What is the number of lines in the data holding the word "name"? Give that number by itself.

● **RAW DATA**:
--- BEGIN ---

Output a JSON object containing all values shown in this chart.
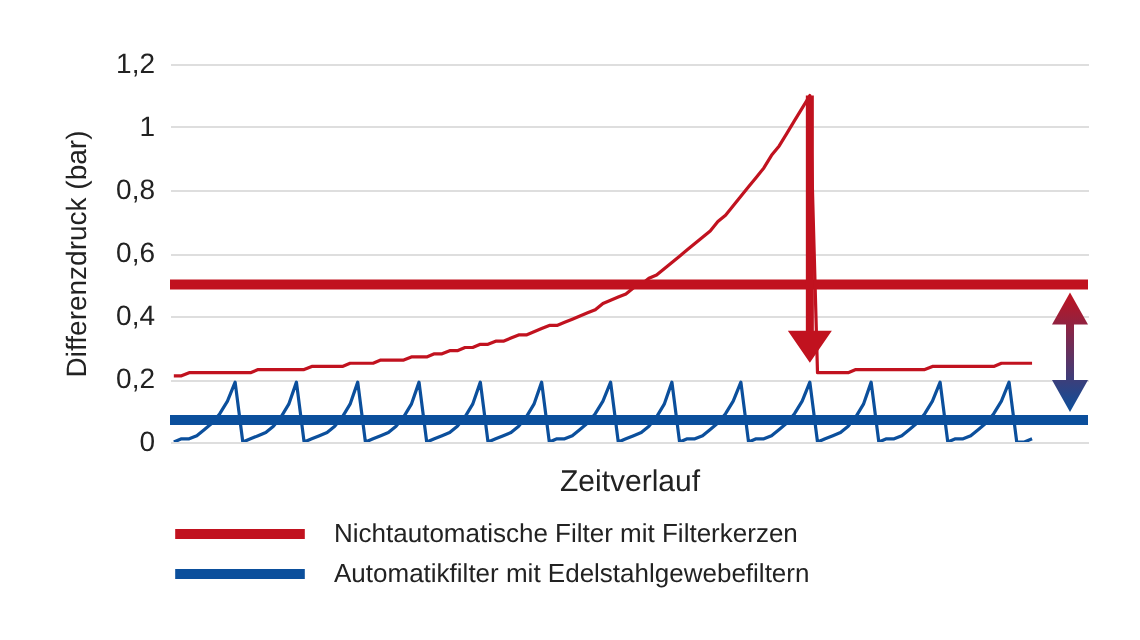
{
  "chart_data": {
    "type": "line",
    "ylabel": "Differenzdruck (bar)",
    "xlabel": "Zeitverlauf",
    "categories": [
      null,
      null,
      null,
      null,
      null,
      null,
      null,
      null,
      null,
      null,
      null,
      null,
      null,
      null,
      null,
      null,
      null,
      null,
      null,
      null,
      null,
      null,
      null,
      null,
      null,
      null,
      null,
      null,
      null,
      null,
      null,
      null,
      null,
      null,
      null,
      null,
      null,
      null,
      null,
      null,
      null,
      null,
      null,
      null,
      null,
      null,
      null,
      null,
      null,
      null,
      null,
      null,
      null,
      null,
      null,
      null,
      null,
      null,
      null,
      null,
      null,
      null,
      null,
      null,
      null,
      null,
      null,
      null,
      null,
      null,
      null,
      null,
      null,
      null,
      null,
      null,
      null,
      null,
      null,
      null,
      null,
      null,
      null,
      null,
      null,
      null,
      null,
      null,
      null,
      null,
      null,
      null,
      null,
      null,
      null,
      null,
      null,
      null,
      null,
      null,
      null,
      null,
      null,
      null,
      null,
      null,
      null,
      null,
      null,
      null,
      null,
      null,
      null
    ],
    "series": [
      {
        "name": "Nichtautomatische Filter mit Filterkerzen",
        "color": "#c1121f",
        "values": [
          0.21,
          0.21,
          0.22,
          0.22,
          0.22,
          0.22,
          0.22,
          0.22,
          0.22,
          0.22,
          0.22,
          0.23,
          0.23,
          0.23,
          0.23,
          0.23,
          0.23,
          0.23,
          0.24,
          0.24,
          0.24,
          0.24,
          0.24,
          0.25,
          0.25,
          0.25,
          0.25,
          0.26,
          0.26,
          0.26,
          0.26,
          0.27,
          0.27,
          0.27,
          0.28,
          0.28,
          0.29,
          0.29,
          0.3,
          0.3,
          0.31,
          0.31,
          0.32,
          0.32,
          0.33,
          0.34,
          0.34,
          0.35,
          0.36,
          0.37,
          0.37,
          0.38,
          0.39,
          0.4,
          0.41,
          0.42,
          0.44,
          0.45,
          0.46,
          0.47,
          0.49,
          0.5,
          0.52,
          0.53,
          0.55,
          0.57,
          0.59,
          0.61,
          0.63,
          0.65,
          0.67,
          0.7,
          0.72,
          0.75,
          0.78,
          0.81,
          0.84,
          0.87,
          0.91,
          0.94,
          0.98,
          1.02,
          1.06,
          1.1,
          0.22,
          0.22,
          0.22,
          0.22,
          0.22,
          0.23,
          0.23,
          0.23,
          0.23,
          0.23,
          0.23,
          0.23,
          0.23,
          0.23,
          0.23,
          0.24,
          0.24,
          0.24,
          0.24,
          0.24,
          0.24,
          0.24,
          0.24,
          0.24,
          0.25,
          0.25,
          0.25,
          0.25,
          0.25
        ]
      },
      {
        "name": "Automatikfilter mit Edelstahlgewebefiltern",
        "color": "#0b4f9c",
        "values": [
          0,
          0.01,
          0.01,
          0.02,
          0.04,
          0.06,
          0.09,
          0.13,
          0.19,
          0,
          0.01,
          0.02,
          0.03,
          0.05,
          0.08,
          0.12,
          0.19,
          0,
          0.01,
          0.02,
          0.03,
          0.05,
          0.08,
          0.12,
          0.19,
          0,
          0.01,
          0.02,
          0.03,
          0.05,
          0.08,
          0.12,
          0.19,
          0,
          0.01,
          0.02,
          0.03,
          0.05,
          0.08,
          0.12,
          0.19,
          0,
          0.01,
          0.02,
          0.03,
          0.05,
          0.08,
          0.12,
          0.19,
          0,
          0.01,
          0.01,
          0.02,
          0.04,
          0.06,
          0.09,
          0.13,
          0.19,
          0,
          0.01,
          0.02,
          0.03,
          0.05,
          0.08,
          0.12,
          0.19,
          0,
          0.01,
          0.01,
          0.02,
          0.04,
          0.06,
          0.09,
          0.13,
          0.19,
          0,
          0.01,
          0.01,
          0.02,
          0.04,
          0.06,
          0.09,
          0.13,
          0.19,
          0,
          0.01,
          0.02,
          0.03,
          0.05,
          0.08,
          0.12,
          0.19,
          0,
          0.01,
          0.01,
          0.02,
          0.04,
          0.06,
          0.09,
          0.13,
          0.19,
          0,
          0.01,
          0.01,
          0.02,
          0.04,
          0.06,
          0.09,
          0.13,
          0.19,
          0,
          0,
          0.01
        ]
      }
    ],
    "ref_lines": [
      {
        "axis": "y",
        "value": 0.5,
        "color": "#c1121f"
      },
      {
        "axis": "y",
        "value": 0.07,
        "color": "#0b4f9c"
      }
    ],
    "ylim": [
      0,
      1.2
    ],
    "yticks": [
      0,
      {
        "value": 0.2,
        "label": "0,2"
      },
      {
        "value": 0.4,
        "label": "0,4"
      },
      {
        "value": 0.6,
        "label": "0,6"
      },
      {
        "value": 0.8,
        "label": "0,8"
      },
      1,
      {
        "value": 1.2,
        "label": "1,2"
      }
    ],
    "grid": "y",
    "legend": "bottom",
    "tick_labels": "y"
  }
}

--- END ---

● **REPLY TO THE TASK**: 2